GIVEN REQUEST — Collect every line that includes the string "this".

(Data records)
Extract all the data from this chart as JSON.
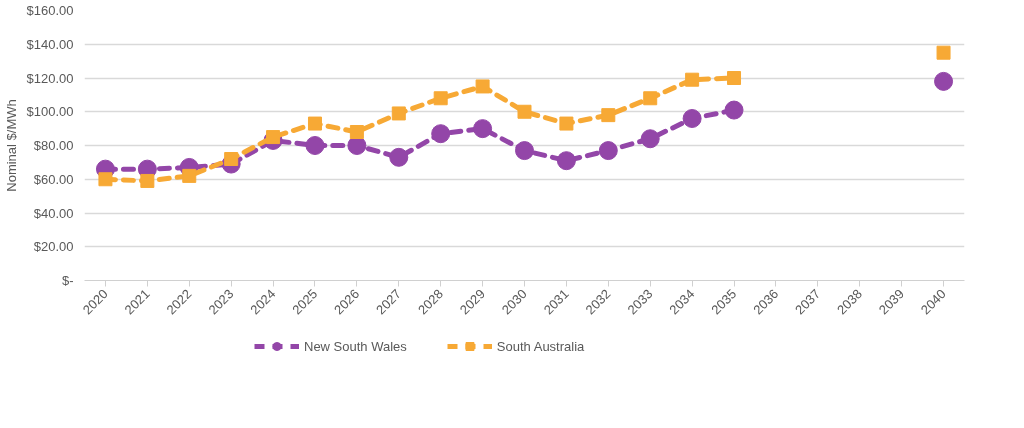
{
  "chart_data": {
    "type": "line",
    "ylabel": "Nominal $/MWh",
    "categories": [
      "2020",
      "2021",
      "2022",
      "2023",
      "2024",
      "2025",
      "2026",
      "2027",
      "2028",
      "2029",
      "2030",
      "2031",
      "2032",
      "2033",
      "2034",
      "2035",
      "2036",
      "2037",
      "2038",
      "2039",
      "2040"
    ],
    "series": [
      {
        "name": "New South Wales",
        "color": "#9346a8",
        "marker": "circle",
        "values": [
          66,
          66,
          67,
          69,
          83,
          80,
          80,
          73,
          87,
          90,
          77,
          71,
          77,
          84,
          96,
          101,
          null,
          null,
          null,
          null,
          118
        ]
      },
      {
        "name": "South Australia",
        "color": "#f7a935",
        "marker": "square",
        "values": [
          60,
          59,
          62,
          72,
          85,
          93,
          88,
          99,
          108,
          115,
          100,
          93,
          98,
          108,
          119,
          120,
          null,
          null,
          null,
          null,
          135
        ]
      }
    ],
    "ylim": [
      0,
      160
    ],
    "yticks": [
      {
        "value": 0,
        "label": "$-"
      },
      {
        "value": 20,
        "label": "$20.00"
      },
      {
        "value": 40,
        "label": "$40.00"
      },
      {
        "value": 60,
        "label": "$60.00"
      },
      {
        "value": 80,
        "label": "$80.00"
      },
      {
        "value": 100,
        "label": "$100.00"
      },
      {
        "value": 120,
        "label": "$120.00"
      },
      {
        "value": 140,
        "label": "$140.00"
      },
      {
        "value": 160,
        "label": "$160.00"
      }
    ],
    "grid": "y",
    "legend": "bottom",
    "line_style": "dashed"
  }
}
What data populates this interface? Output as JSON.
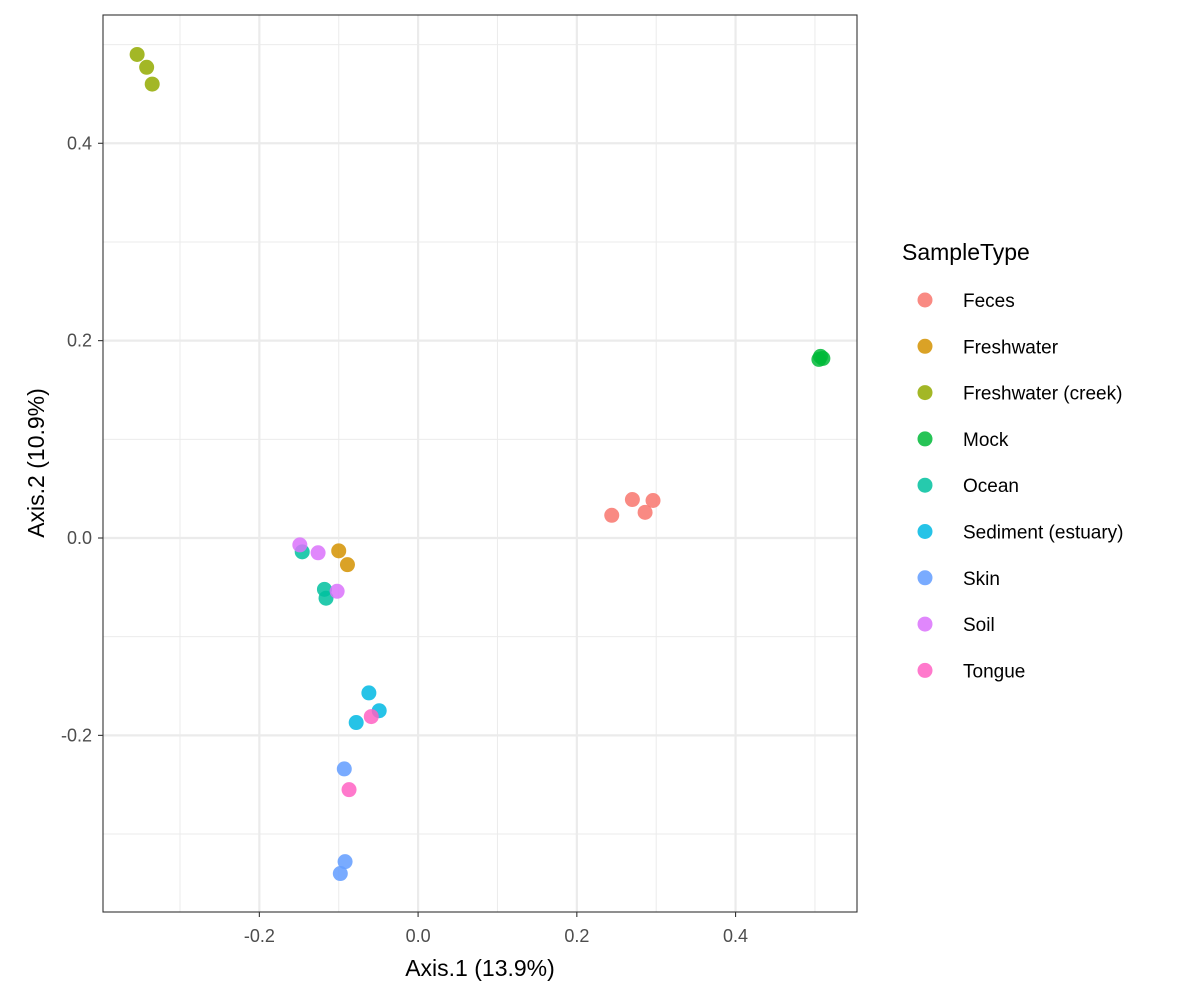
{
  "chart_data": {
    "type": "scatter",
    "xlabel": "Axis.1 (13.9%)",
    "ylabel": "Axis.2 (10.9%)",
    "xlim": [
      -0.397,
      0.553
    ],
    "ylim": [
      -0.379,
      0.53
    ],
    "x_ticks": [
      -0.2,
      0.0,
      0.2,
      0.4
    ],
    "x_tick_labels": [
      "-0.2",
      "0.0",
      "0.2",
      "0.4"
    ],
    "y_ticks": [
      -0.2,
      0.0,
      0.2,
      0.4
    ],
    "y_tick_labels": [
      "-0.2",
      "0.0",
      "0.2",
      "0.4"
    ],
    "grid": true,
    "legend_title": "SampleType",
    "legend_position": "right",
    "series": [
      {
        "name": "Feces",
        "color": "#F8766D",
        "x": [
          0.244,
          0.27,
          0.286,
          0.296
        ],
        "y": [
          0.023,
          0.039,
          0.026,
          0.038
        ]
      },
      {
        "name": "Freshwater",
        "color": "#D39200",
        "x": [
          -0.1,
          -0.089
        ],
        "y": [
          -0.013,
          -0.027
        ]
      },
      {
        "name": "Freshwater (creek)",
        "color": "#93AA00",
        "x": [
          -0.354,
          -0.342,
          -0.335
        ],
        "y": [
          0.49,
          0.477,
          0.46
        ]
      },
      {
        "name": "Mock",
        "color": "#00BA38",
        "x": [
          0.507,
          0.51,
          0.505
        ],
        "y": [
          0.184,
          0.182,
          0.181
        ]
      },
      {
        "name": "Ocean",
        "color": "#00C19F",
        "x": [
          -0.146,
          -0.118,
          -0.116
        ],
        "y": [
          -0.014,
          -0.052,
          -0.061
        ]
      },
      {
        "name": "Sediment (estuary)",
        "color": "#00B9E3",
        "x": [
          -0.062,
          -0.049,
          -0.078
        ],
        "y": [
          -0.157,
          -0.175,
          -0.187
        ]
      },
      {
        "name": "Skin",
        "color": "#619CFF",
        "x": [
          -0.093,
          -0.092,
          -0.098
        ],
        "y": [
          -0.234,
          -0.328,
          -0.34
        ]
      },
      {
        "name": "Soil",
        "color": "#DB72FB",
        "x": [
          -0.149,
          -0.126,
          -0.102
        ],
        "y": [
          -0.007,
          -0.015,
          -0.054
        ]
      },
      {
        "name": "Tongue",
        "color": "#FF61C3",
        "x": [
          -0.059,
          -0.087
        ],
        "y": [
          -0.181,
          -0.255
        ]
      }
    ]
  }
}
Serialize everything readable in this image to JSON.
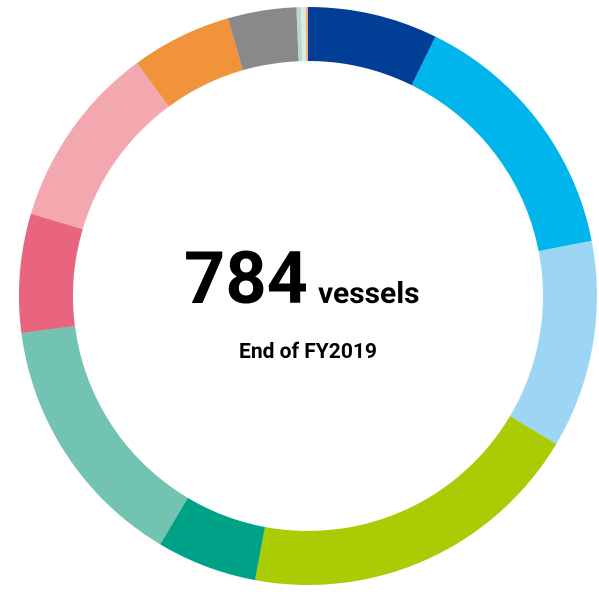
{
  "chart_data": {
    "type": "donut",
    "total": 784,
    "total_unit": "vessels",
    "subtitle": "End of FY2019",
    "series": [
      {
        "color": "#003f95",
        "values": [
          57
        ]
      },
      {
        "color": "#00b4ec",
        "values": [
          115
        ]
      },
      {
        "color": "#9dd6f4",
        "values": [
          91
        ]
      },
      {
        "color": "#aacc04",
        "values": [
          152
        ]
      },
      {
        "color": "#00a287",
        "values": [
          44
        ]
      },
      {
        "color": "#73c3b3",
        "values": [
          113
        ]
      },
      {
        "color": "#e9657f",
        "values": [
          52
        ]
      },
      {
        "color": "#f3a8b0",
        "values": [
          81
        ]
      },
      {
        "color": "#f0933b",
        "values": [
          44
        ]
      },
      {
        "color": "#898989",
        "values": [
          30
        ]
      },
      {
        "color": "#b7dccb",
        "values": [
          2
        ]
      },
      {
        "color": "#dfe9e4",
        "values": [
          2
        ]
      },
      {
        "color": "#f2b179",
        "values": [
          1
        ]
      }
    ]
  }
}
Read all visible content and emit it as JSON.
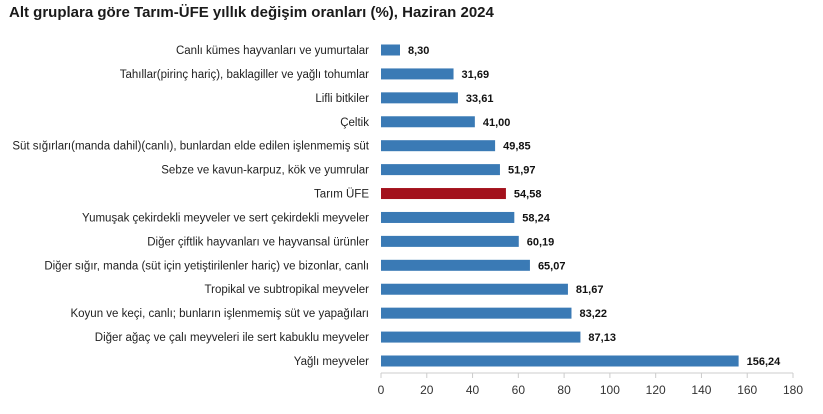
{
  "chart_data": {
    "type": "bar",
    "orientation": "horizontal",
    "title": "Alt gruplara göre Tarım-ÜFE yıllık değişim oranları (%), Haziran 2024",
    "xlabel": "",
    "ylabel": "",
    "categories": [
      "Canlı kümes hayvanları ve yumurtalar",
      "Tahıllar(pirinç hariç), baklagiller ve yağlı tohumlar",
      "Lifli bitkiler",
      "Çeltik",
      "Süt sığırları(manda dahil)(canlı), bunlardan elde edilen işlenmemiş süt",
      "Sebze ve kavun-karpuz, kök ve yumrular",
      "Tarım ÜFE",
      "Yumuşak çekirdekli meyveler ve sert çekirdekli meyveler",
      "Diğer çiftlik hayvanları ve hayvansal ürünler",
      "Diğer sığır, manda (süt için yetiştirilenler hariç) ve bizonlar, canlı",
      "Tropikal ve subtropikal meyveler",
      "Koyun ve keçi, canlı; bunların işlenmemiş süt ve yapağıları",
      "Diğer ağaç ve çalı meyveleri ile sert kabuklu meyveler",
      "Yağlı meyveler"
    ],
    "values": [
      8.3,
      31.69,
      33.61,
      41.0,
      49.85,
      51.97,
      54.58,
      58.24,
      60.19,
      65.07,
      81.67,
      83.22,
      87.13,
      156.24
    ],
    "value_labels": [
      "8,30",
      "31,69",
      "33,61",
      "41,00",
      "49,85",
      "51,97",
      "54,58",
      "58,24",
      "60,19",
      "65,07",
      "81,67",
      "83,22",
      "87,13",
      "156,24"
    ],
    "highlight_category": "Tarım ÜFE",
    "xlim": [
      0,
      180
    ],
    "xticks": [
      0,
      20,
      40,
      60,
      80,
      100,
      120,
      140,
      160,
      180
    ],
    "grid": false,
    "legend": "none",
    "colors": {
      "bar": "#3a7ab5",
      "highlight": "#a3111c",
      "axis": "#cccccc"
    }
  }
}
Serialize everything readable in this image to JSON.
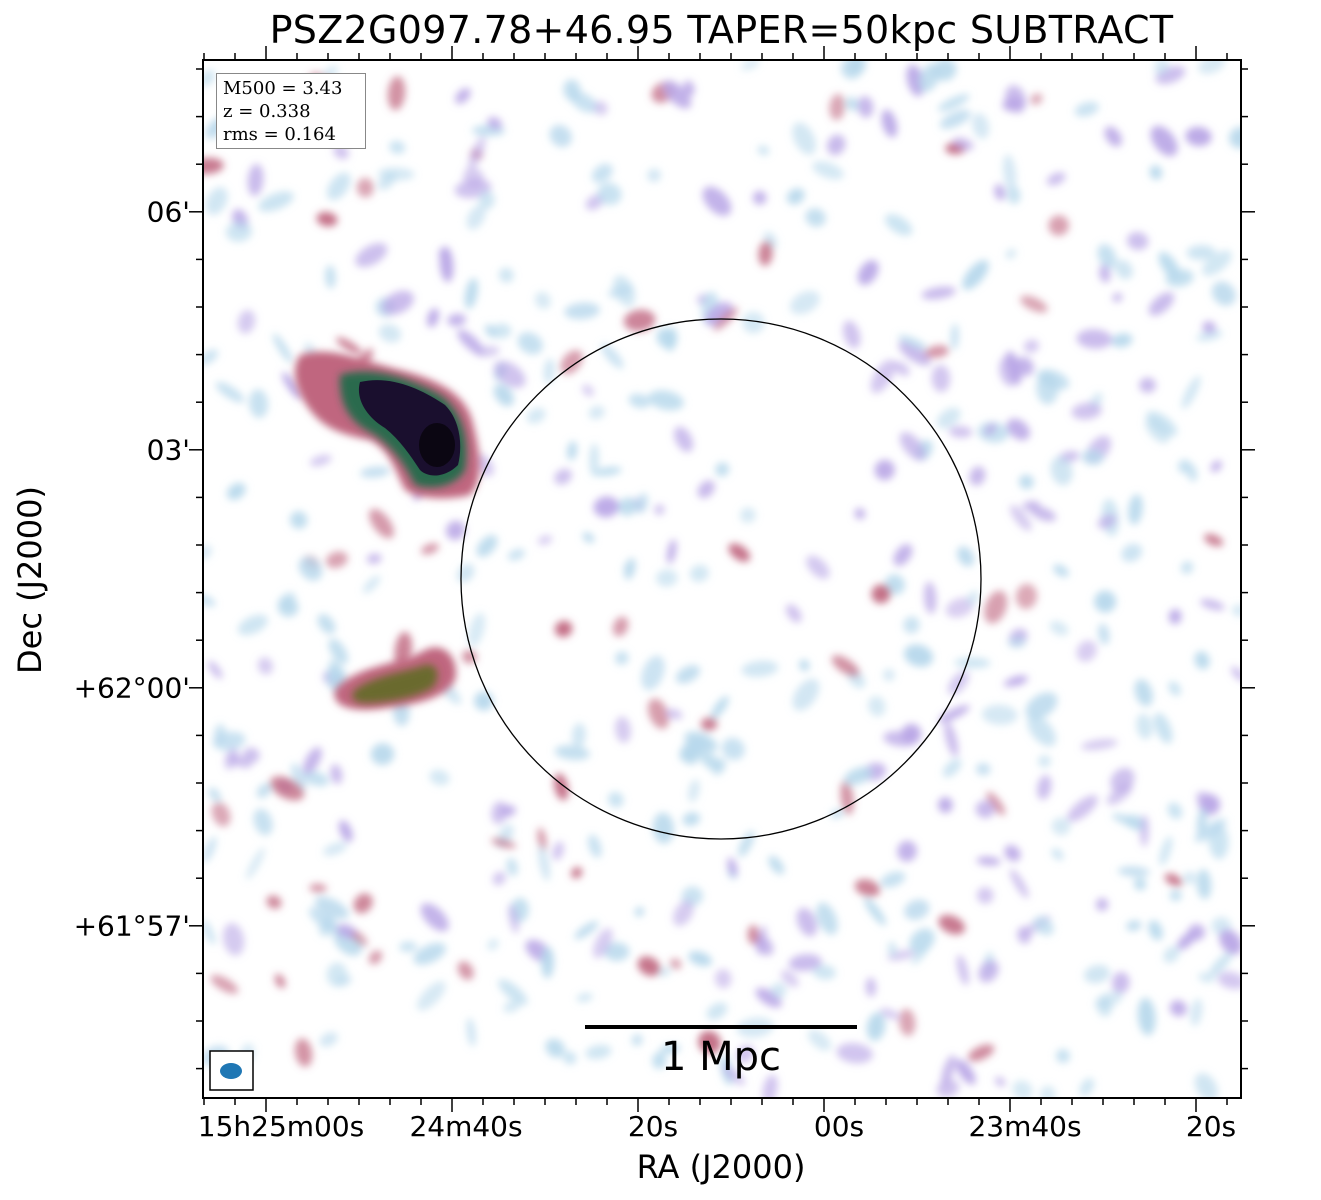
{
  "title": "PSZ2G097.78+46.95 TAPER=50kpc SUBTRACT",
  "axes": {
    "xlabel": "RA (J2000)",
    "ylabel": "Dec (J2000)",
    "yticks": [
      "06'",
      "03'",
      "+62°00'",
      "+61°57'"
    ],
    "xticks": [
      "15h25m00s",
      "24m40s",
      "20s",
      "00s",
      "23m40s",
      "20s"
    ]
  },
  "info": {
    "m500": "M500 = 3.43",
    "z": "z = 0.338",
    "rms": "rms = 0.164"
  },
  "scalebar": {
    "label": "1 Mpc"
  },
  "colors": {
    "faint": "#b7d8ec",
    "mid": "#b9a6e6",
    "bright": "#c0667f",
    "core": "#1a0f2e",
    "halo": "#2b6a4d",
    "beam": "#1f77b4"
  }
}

WRITTEN RESPONSE —
Extract all the data from this chart as JSON.
What data populates this interface? Output as JSON.
Serialize everything readable in this image to JSON.
Serialize everything readable in this image to JSON.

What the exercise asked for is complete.